§ Task requirements
Return each line of the records with nothing changed, pictures excepted.

** start Supplied entries **

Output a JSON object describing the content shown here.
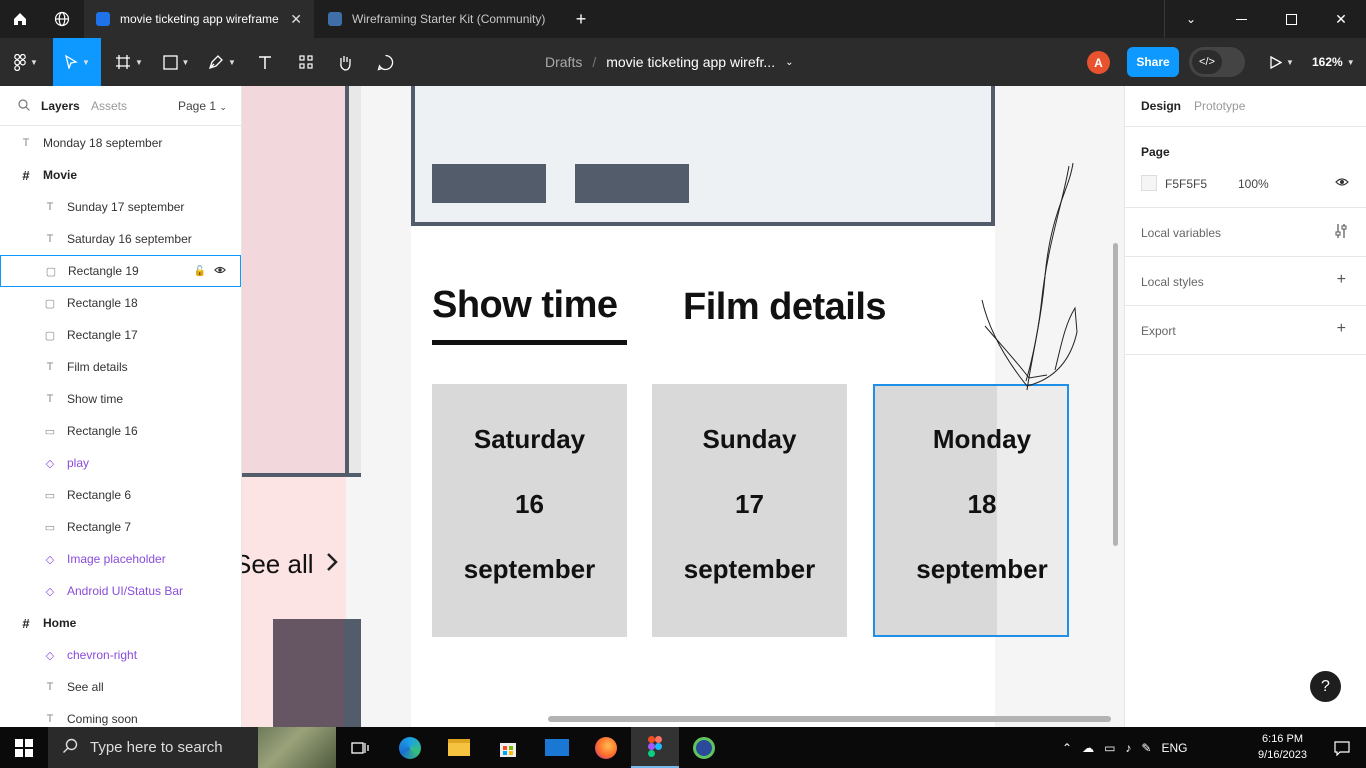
{
  "tabs": [
    {
      "label": "movie ticketing app wireframe",
      "active": true
    },
    {
      "label": "Wireframing Starter Kit (Community)",
      "active": false
    }
  ],
  "breadcrumb": {
    "parent": "Drafts",
    "separator": "/",
    "file": "movie ticketing app wirefr..."
  },
  "toolbar": {
    "avatar": "A",
    "share_label": "Share",
    "devmode_label": "</>",
    "zoom": "162%"
  },
  "left_panel": {
    "tabs": [
      "Layers",
      "Assets"
    ],
    "page_selector": "Page 1",
    "layers": [
      {
        "label": "Monday 18 september",
        "type": "text",
        "indent": 0
      },
      {
        "label": "Movie",
        "type": "frame",
        "indent": 0
      },
      {
        "label": "Sunday 17 september",
        "type": "text",
        "indent": 1
      },
      {
        "label": "Saturday 16 september",
        "type": "text",
        "indent": 1
      },
      {
        "label": "Rectangle 19",
        "type": "rect",
        "indent": 1,
        "selected": true
      },
      {
        "label": "Rectangle 18",
        "type": "rect",
        "indent": 1
      },
      {
        "label": "Rectangle 17",
        "type": "rect",
        "indent": 1
      },
      {
        "label": "Film details",
        "type": "text",
        "indent": 1
      },
      {
        "label": "Show time",
        "type": "text",
        "indent": 1
      },
      {
        "label": "Rectangle 16",
        "type": "line",
        "indent": 1
      },
      {
        "label": "play",
        "type": "component",
        "indent": 1
      },
      {
        "label": "Rectangle 6",
        "type": "line",
        "indent": 1
      },
      {
        "label": "Rectangle 7",
        "type": "line",
        "indent": 1
      },
      {
        "label": "Image placeholder",
        "type": "component",
        "indent": 1
      },
      {
        "label": "Android UI/Status Bar",
        "type": "component",
        "indent": 1
      },
      {
        "label": "Home",
        "type": "frame",
        "indent": 0
      },
      {
        "label": "chevron-right",
        "type": "component",
        "indent": 1
      },
      {
        "label": "See all",
        "type": "text",
        "indent": 1
      },
      {
        "label": "Coming soon",
        "type": "text",
        "indent": 1
      }
    ]
  },
  "right_panel": {
    "tabs": [
      "Design",
      "Prototype"
    ],
    "page_section": {
      "title": "Page",
      "color": "F5F5F5",
      "opacity": "100%"
    },
    "sections": [
      "Local variables",
      "Local styles",
      "Export"
    ]
  },
  "canvas": {
    "see_all": "See all",
    "show_time": "Show time",
    "film_details": "Film details",
    "dates": [
      {
        "day": "Saturday",
        "num": "16",
        "month": "september"
      },
      {
        "day": "Sunday",
        "num": "17",
        "month": "september"
      },
      {
        "day": "Monday",
        "num": "18",
        "month": "september"
      }
    ]
  },
  "taskbar": {
    "search_placeholder": "Type here to search",
    "lang": "ENG",
    "time": "6:16 PM",
    "date": "9/16/2023"
  },
  "colors": {
    "accent": "#0d99ff",
    "wire_dark": "#535c6b",
    "card": "#d9d9d9"
  }
}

** end Supplied entries **

§ Full answer
Output a JSON object describing the content shown here.
{
  "tabs": [
    {
      "label": "movie ticketing app wireframe",
      "active": true
    },
    {
      "label": "Wireframing Starter Kit (Community)",
      "active": false
    }
  ],
  "breadcrumb": {
    "parent": "Drafts",
    "separator": "/",
    "file": "movie ticketing app wirefr..."
  },
  "toolbar": {
    "avatar": "A",
    "share_label": "Share",
    "devmode_label": "</>",
    "zoom": "162%"
  },
  "left_panel": {
    "tabs": [
      "Layers",
      "Assets"
    ],
    "page_selector": "Page 1",
    "layers": [
      {
        "label": "Monday 18 september",
        "type": "text",
        "indent": 0
      },
      {
        "label": "Movie",
        "type": "frame",
        "indent": 0
      },
      {
        "label": "Sunday 17 september",
        "type": "text",
        "indent": 1
      },
      {
        "label": "Saturday 16 september",
        "type": "text",
        "indent": 1
      },
      {
        "label": "Rectangle 19",
        "type": "rect",
        "indent": 1,
        "selected": true
      },
      {
        "label": "Rectangle 18",
        "type": "rect",
        "indent": 1
      },
      {
        "label": "Rectangle 17",
        "type": "rect",
        "indent": 1
      },
      {
        "label": "Film details",
        "type": "text",
        "indent": 1
      },
      {
        "label": "Show time",
        "type": "text",
        "indent": 1
      },
      {
        "label": "Rectangle 16",
        "type": "line",
        "indent": 1
      },
      {
        "label": "play",
        "type": "component",
        "indent": 1
      },
      {
        "label": "Rectangle 6",
        "type": "line",
        "indent": 1
      },
      {
        "label": "Rectangle 7",
        "type": "line",
        "indent": 1
      },
      {
        "label": "Image placeholder",
        "type": "component",
        "indent": 1
      },
      {
        "label": "Android UI/Status Bar",
        "type": "component",
        "indent": 1
      },
      {
        "label": "Home",
        "type": "frame",
        "indent": 0
      },
      {
        "label": "chevron-right",
        "type": "component",
        "indent": 1
      },
      {
        "label": "See all",
        "type": "text",
        "indent": 1
      },
      {
        "label": "Coming soon",
        "type": "text",
        "indent": 1
      }
    ]
  },
  "right_panel": {
    "tabs": [
      "Design",
      "Prototype"
    ],
    "page_section": {
      "title": "Page",
      "color": "F5F5F5",
      "opacity": "100%"
    },
    "sections": [
      "Local variables",
      "Local styles",
      "Export"
    ]
  },
  "canvas": {
    "see_all": "See all",
    "show_time": "Show time",
    "film_details": "Film details",
    "dates": [
      {
        "day": "Saturday",
        "num": "16",
        "month": "september"
      },
      {
        "day": "Sunday",
        "num": "17",
        "month": "september"
      },
      {
        "day": "Monday",
        "num": "18",
        "month": "september"
      }
    ]
  },
  "taskbar": {
    "search_placeholder": "Type here to search",
    "lang": "ENG",
    "time": "6:16 PM",
    "date": "9/16/2023"
  },
  "colors": {
    "accent": "#0d99ff",
    "wire_dark": "#535c6b",
    "card": "#d9d9d9"
  }
}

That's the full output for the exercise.